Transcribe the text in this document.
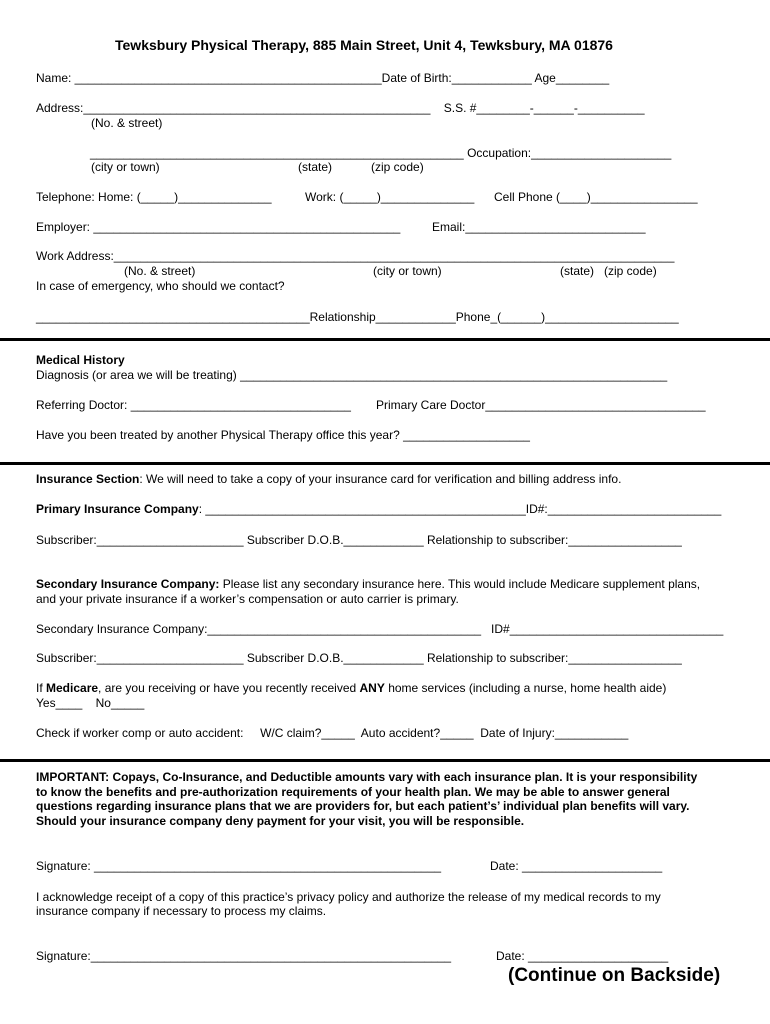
Tewksbury Physical Therapy, 885 Main Street, Unit 4, Tewksbury, MA 01876
Name: ______________________________________________Date of Birth:____________ Age________
Address:____________________________________________________    S.S. #________-______-__________
(No. & street)
________________________________________________________ Occupation:_____________________
(city or town)	(state)	(zip code)
Telephone: Home: (_____)______________	Work: (_____)______________ Cell Phone (____)________________
Employer: ______________________________________________	Email:___________________________
Work Address:____________________________________________________________________________________
(No. & street)	(city or town)	(state)   (zip code)
In case of emergency, who should we contact?
_________________________________________Relationship____________Phone_(______)____________________
Medical History
Diagnosis (or area we will be treating) ________________________________________________________________
Referring Doctor: _________________________________ Primary Care Doctor_________________________________
Have you been treated by another Physical Therapy office this year? ___________________
Insurance Section: We will need to take a copy of your insurance card for verification and billing address info.
Primary Insurance Company: ________________________________________________ID#:__________________________
Subscriber:______________________ Subscriber D.O.B.____________ Relationship to subscriber:_________________
Secondary Insurance Company: Please list any secondary insurance here. This would include Medicare supplement plans,
and your private insurance if a worker’s compensation or auto carrier is primary.
Secondary Insurance Company:_________________________________________   ID#________________________________
Subscriber:______________________ Subscriber D.O.B.____________ Relationship to subscriber:_________________
If Medicare, are you receiving or have you recently received ANY home services (including a nurse, home health aide)
Yes____    No_____
Check if worker comp or auto accident:     W/C claim?_____  Auto accident?_____  Date of Injury:___________
IMPORTANT: Copays, Co-Insurance, and Deductible amounts vary with each insurance plan. It is your responsibility
to know the benefits and pre-authorization requirements of your health plan. We may be able to answer general
questions regarding insurance plans that we are providers for, but each patient’s’ individual plan benefits will vary.
Should your insurance company deny payment for your visit, you will be responsible.
Signature: ____________________________________________________	Date: _____________________
I acknowledge receipt of a copy of this practice’s privacy policy and authorize the release of my medical records to my
insurance company if necessary to process my claims.
Signature:______________________________________________________	Date: _____________________
(Continue on Backside)
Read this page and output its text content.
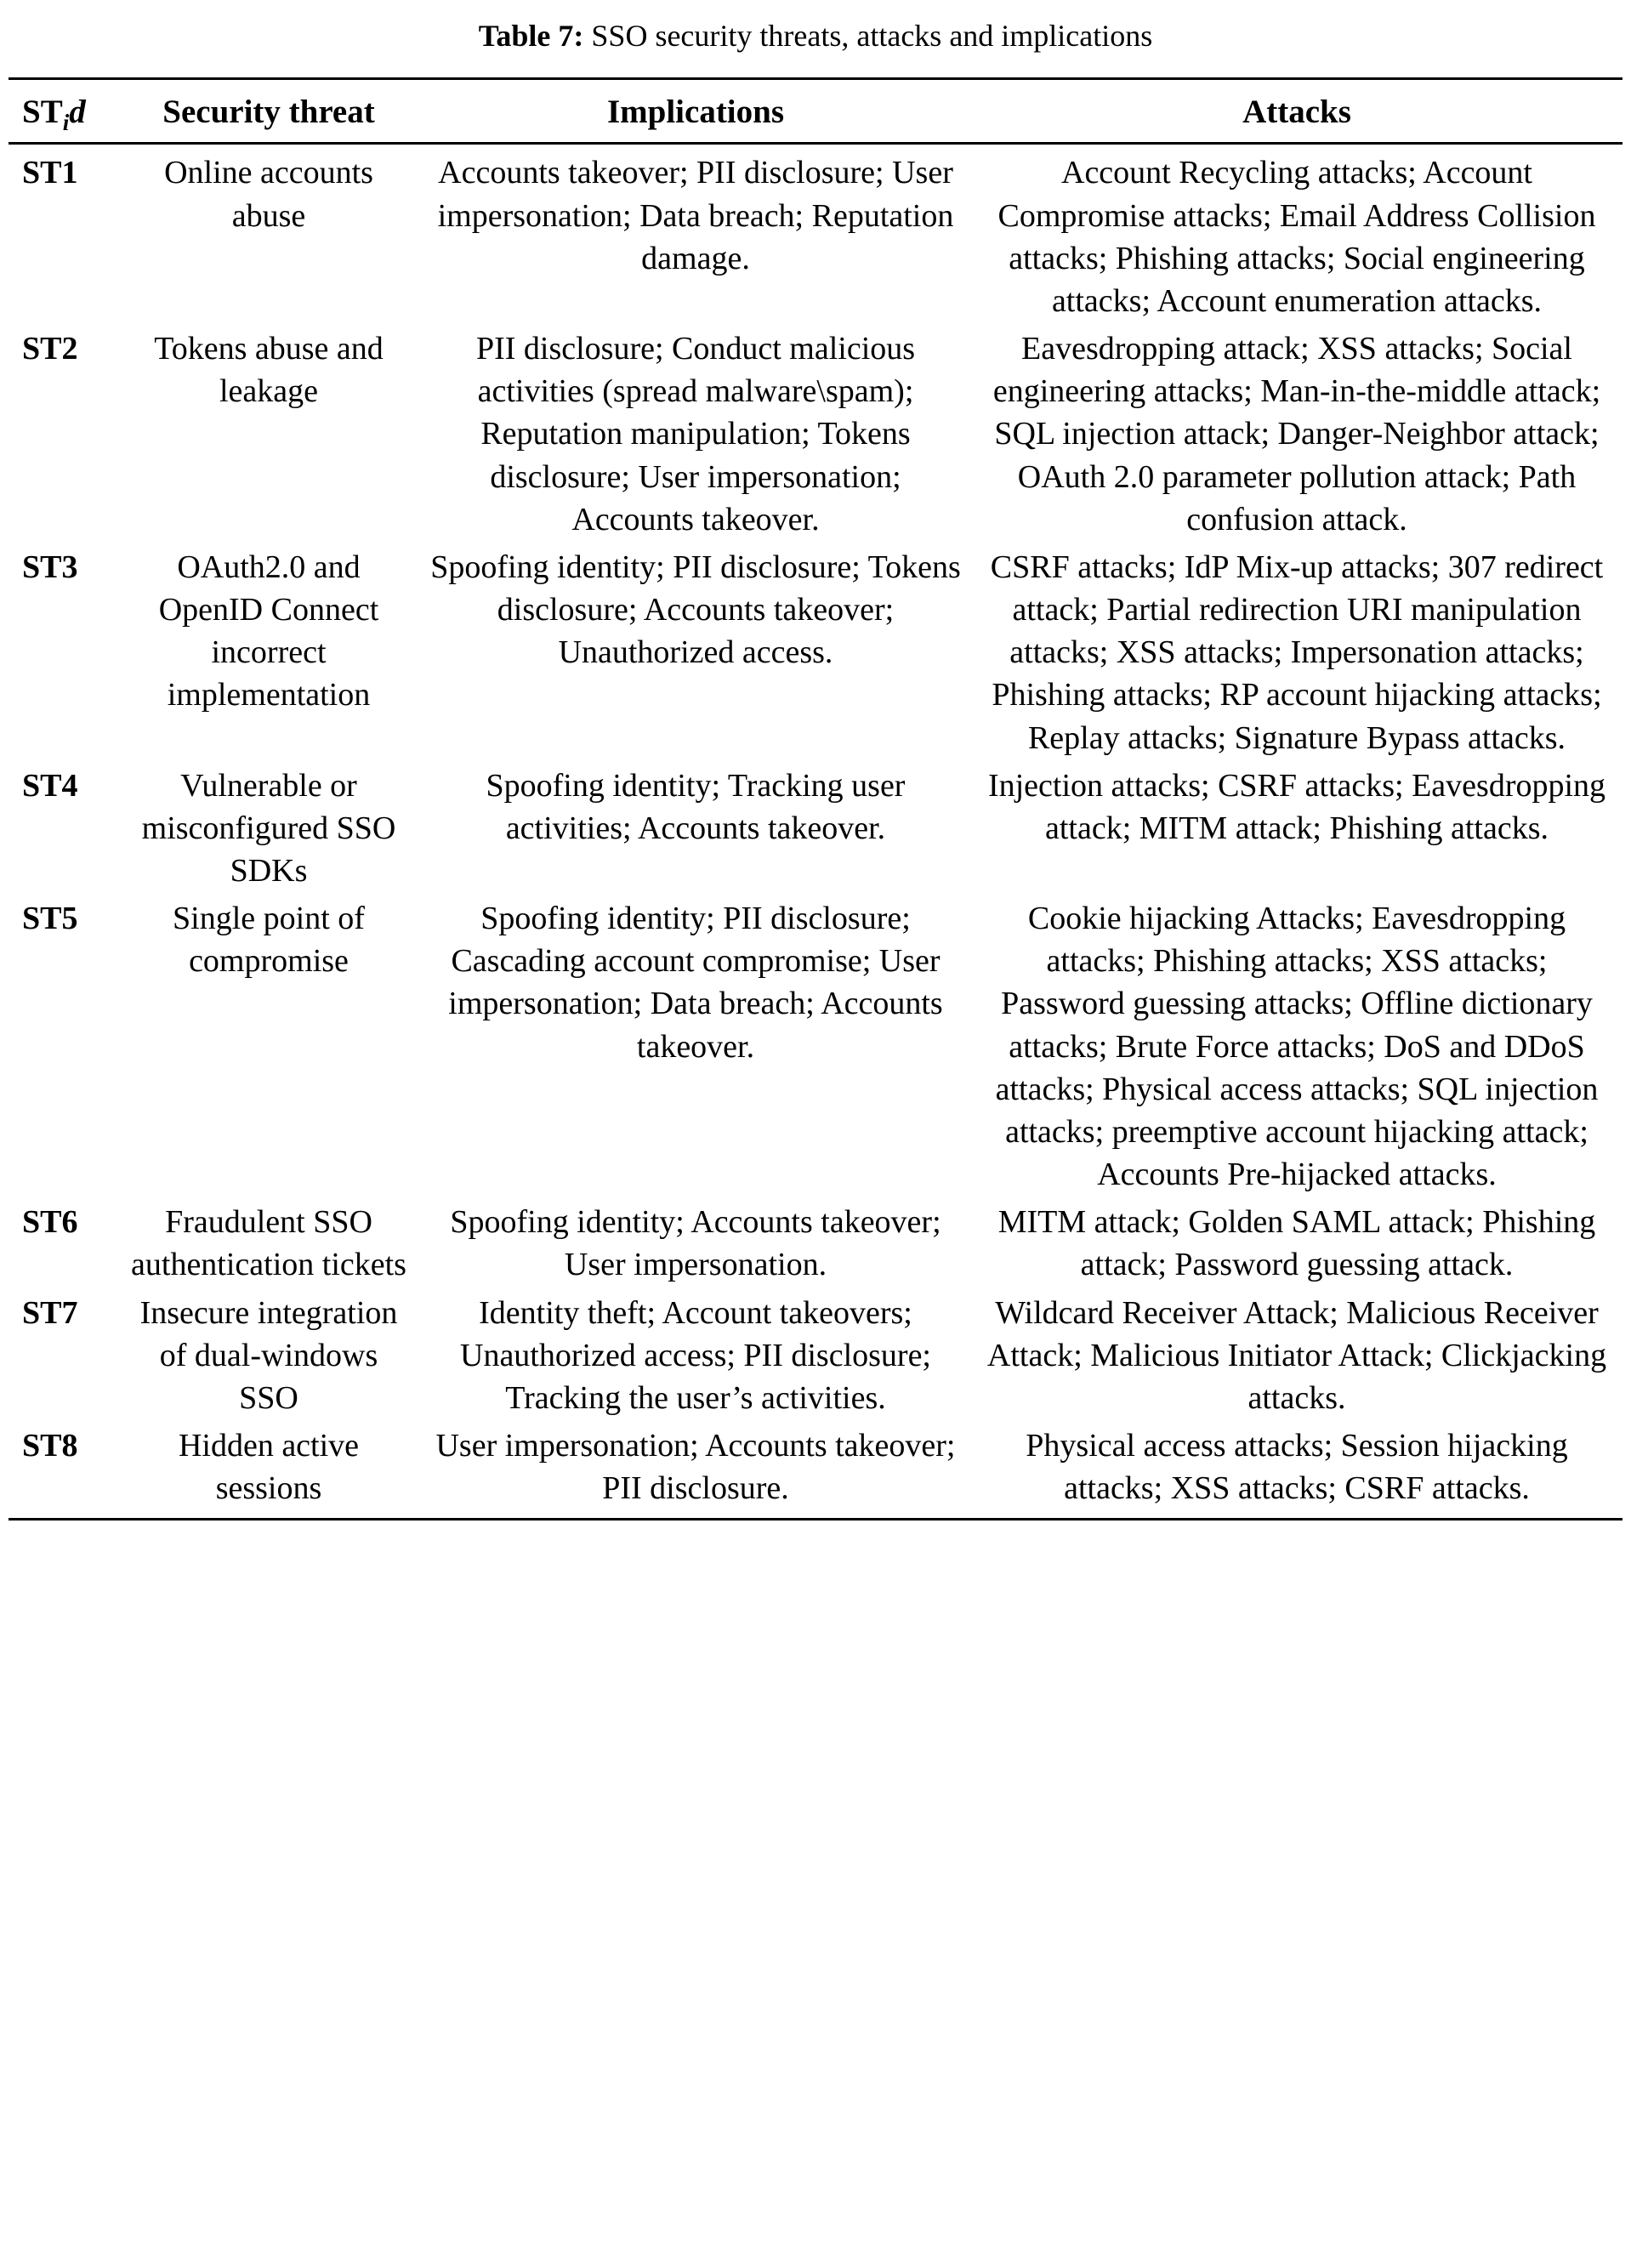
Table 7: SSO security threats, attacks and implications

$ST_id$	Security threat	Implications	Attacks
ST1	Online accounts abuse	Accounts takeover; PII disclosure; User impersonation; Data breach; Reputation damage.	Account Recycling attacks; Account Compromise attacks; Email Address Collision attacks; Phishing attacks; Social engineering attacks; Account enumeration attacks.
ST2	Tokens abuse and leakage	PII disclosure; Conduct malicious activities (spread malware\spam); Reputation manipulation; Tokens disclosure; User impersonation; Accounts takeover.	Eavesdropping attack; XSS attacks; Social engineering attacks; Man-in-the-middle attack; SQL injection attack; Danger-Neighbor attack; OAuth 2.0 parameter pollution attack; Path confusion attack.
ST3	OAuth2.0 and OpenID Connect incorrect implementation	Spoofing identity; PII disclosure; Tokens disclosure; Accounts takeover; Unauthorized access.	CSRF attacks; IdP Mix-up attacks; 307 redirect attack; Partial redirection URI manipulation attacks; XSS attacks; Impersonation attacks; Phishing attacks; RP account hijacking attacks; Replay attacks; Signature Bypass attacks.
ST4	Vulnerable or misconfigured SSO SDKs	Spoofing identity; Tracking user activities; Accounts takeover.	Injection attacks; CSRF attacks; Eavesdropping attack; MITM attack; Phishing attacks.
ST5	Single point of compromise	Spoofing identity; PII disclosure; Cascading account compromise; User impersonation; Data breach; Accounts takeover.	Cookie hijacking Attacks; Eavesdropping attacks; Phishing attacks; XSS attacks; Password guessing attacks; Offline dictionary attacks; Brute Force attacks; DoS and DDoS attacks; Physical access attacks; SQL injection attacks; preemptive account hijacking attack; Accounts Pre-hijacked attacks.
ST6	Fraudulent SSO authentication tickets	Spoofing identity; Accounts takeover; User impersonation.	MITM attack; Golden SAML attack; Phishing attack; Password guessing attack.
ST7	Insecure integration of dual-windows SSO	Identity theft; Account takeovers; Unauthorized access; PII disclosure; Tracking the user’s activities.	Wildcard Receiver Attack; Malicious Receiver Attack; Malicious Initiator Attack; Clickjacking attacks.
ST8	Hidden active sessions	User impersonation; Accounts takeover; PII disclosure.	Physical access attacks; Session hijacking attacks; XSS attacks; CSRF attacks.
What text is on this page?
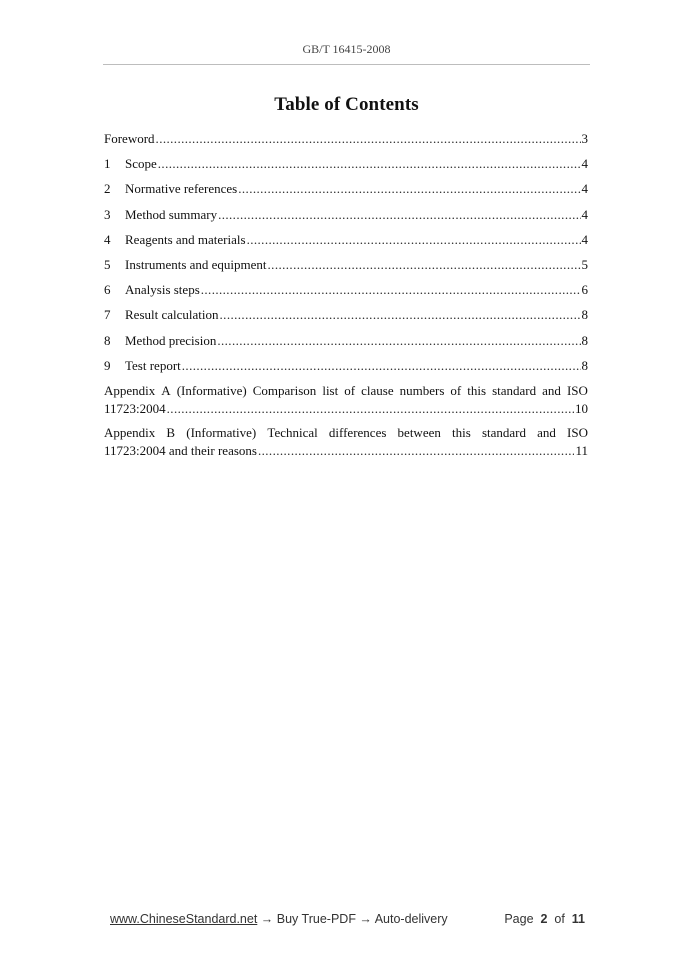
GB/T 16415-2008
Table of Contents
Foreword .....	3
1	Scope .....	4
2	Normative references .....	4
3	Method summary .....	4
4	Reagents and materials .....	4
5	Instruments and equipment .....	5
6	Analysis steps .....	6
7	Result calculation .....	8
8	Method precision .....	8
9	Test report .....	8
Appendix A (Informative) Comparison list of clause numbers of this standard and ISO
11723:2004 .....	10
Appendix B (Informative) Technical differences between this standard and ISO
11723:2004 and their reasons .....	11
www.ChineseStandard.net → Buy True-PDF → Auto-delivery	Page 2 of 11
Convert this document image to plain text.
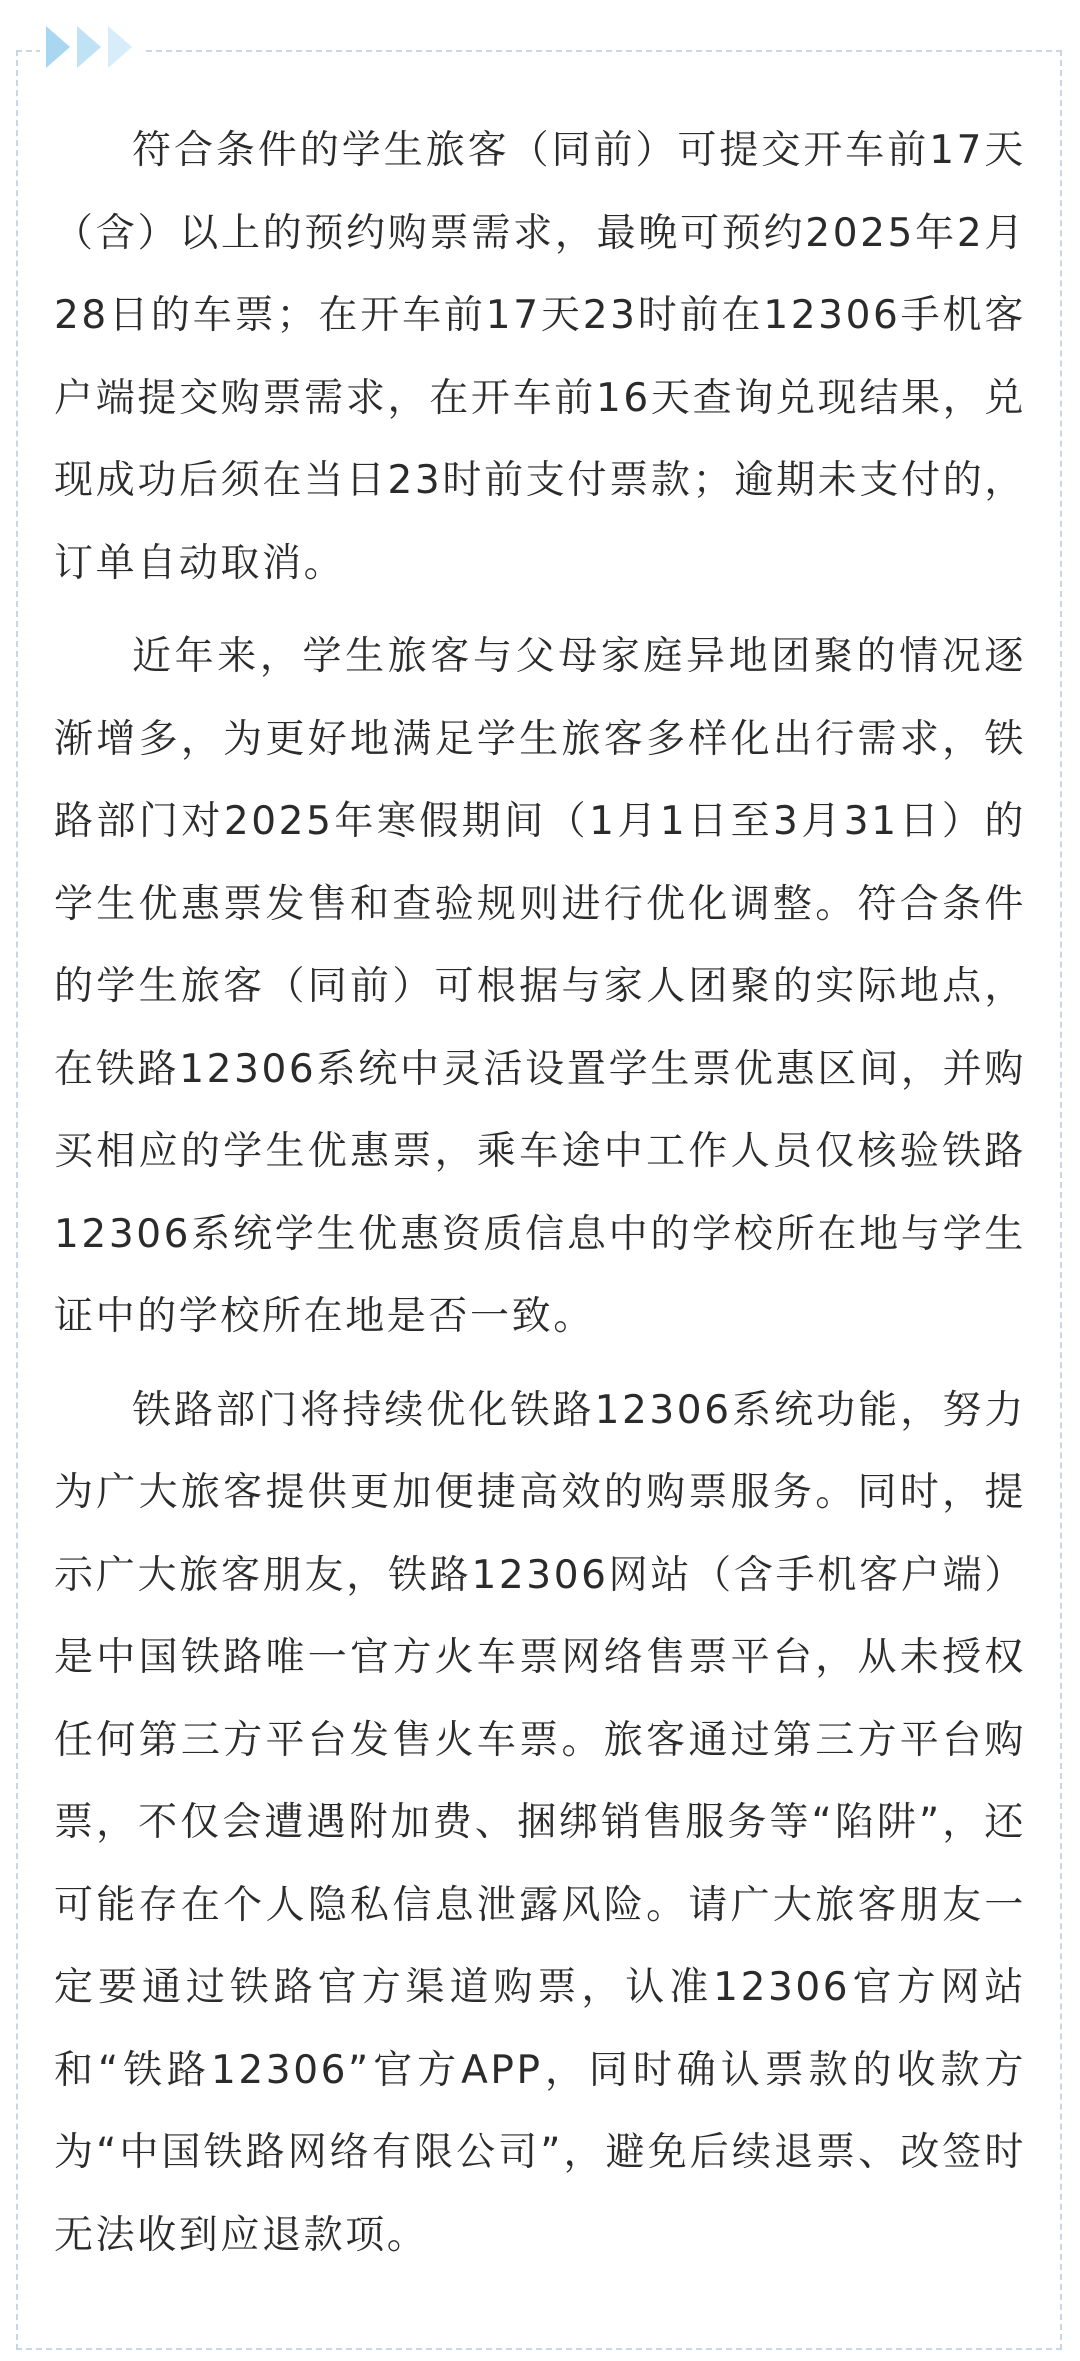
符合条件的学生旅客（同前）可提交开车前17天（含）以上的预约购票需求，最晚可预约2025年2月28日的车票；在开车前17天23时前在12306手机客户端提交购票需求，在开车前16天查询兑现结果，兑现成功后须在当日23时前支付票款；逾期未支付的，订单自动取消。

近年来，学生旅客与父母家庭异地团聚的情况逐渐增多，为更好地满足学生旅客多样化出行需求，铁路部门对2025年寒假期间（1月1日至3月31日）的学生优惠票发售和查验规则进行优化调整。符合条件的学生旅客（同前）可根据与家人团聚的实际地点，在铁路12306系统中灵活设置学生票优惠区间，并购买相应的学生优惠票，乘车途中工作人员仅核验铁路12306系统学生优惠资质信息中的学校所在地与学生证中的学校所在地是否一致。

铁路部门将持续优化铁路12306系统功能，努力为广大旅客提供更加便捷高效的购票服务。同时，提示广大旅客朋友，铁路12306网站（含手机客户端）是中国铁路唯一官方火车票网络售票平台，从未授权任何第三方平台发售火车票。旅客通过第三方平台购票，不仅会遭遇附加费、捆绑销售服务等“陷阱”，还可能存在个人隐私信息泄露风险。请广大旅客朋友一定要通过铁路官方渠道购票，认准12306官方网站和“铁路12306”官方APP，同时确认票款的收款方为“中国铁路网络有限公司”，避免后续退票、改签时无法收到应退款项。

========================================================================

■ **CHALLENGE**
Retype the records above exactly, starting at the line that contains "Convert this document image to plain text." and going through the last line, and leave out any pictures.

■ **SOLUTION TO THIS TASK**
Convert this document image to plain text.
符合条件的学生旅客（同前）可提交开车前17天（含）以上的预约购票需求，最晚可预约2025年2月28日的车票；在开车前17天23时前在12306手机客户端提交购票需求，在开车前16天查询兑现结果，兑现成功后须在当日23时前支付票款；逾期未支付的，订单自动取消。

近年来，学生旅客与父母家庭异地团聚的情况逐渐增多，为更好地满足学生旅客多样化出行需求，铁路部门对2025年寒假期间（1月1日至3月31日）的学生优惠票发售和查验规则进行优化调整。符合条件的学生旅客（同前）可根据与家人团聚的实际地点，在铁路12306系统中灵活设置学生票优惠区间，并购买相应的学生优惠票，乘车途中工作人员仅核验铁路12306系统学生优惠资质信息中的学校所在地与学生证中的学校所在地是否一致。

铁路部门将持续优化铁路12306系统功能，努力为广大旅客提供更加便捷高效的购票服务。同时，提示广大旅客朋友，铁路12306网站（含手机客户端）是中国铁路唯一官方火车票网络售票平台，从未授权任何第三方平台发售火车票。旅客通过第三方平台购票，不仅会遭遇附加费、捆绑销售服务等“陷阱”，还可能存在个人隐私信息泄露风险。请广大旅客朋友一定要通过铁路官方渠道购票，认准12306官方网站和“铁路12306”官方APP，同时确认票款的收款方为“中国铁路网络有限公司”，避免后续退票、改签时无法收到应退款项。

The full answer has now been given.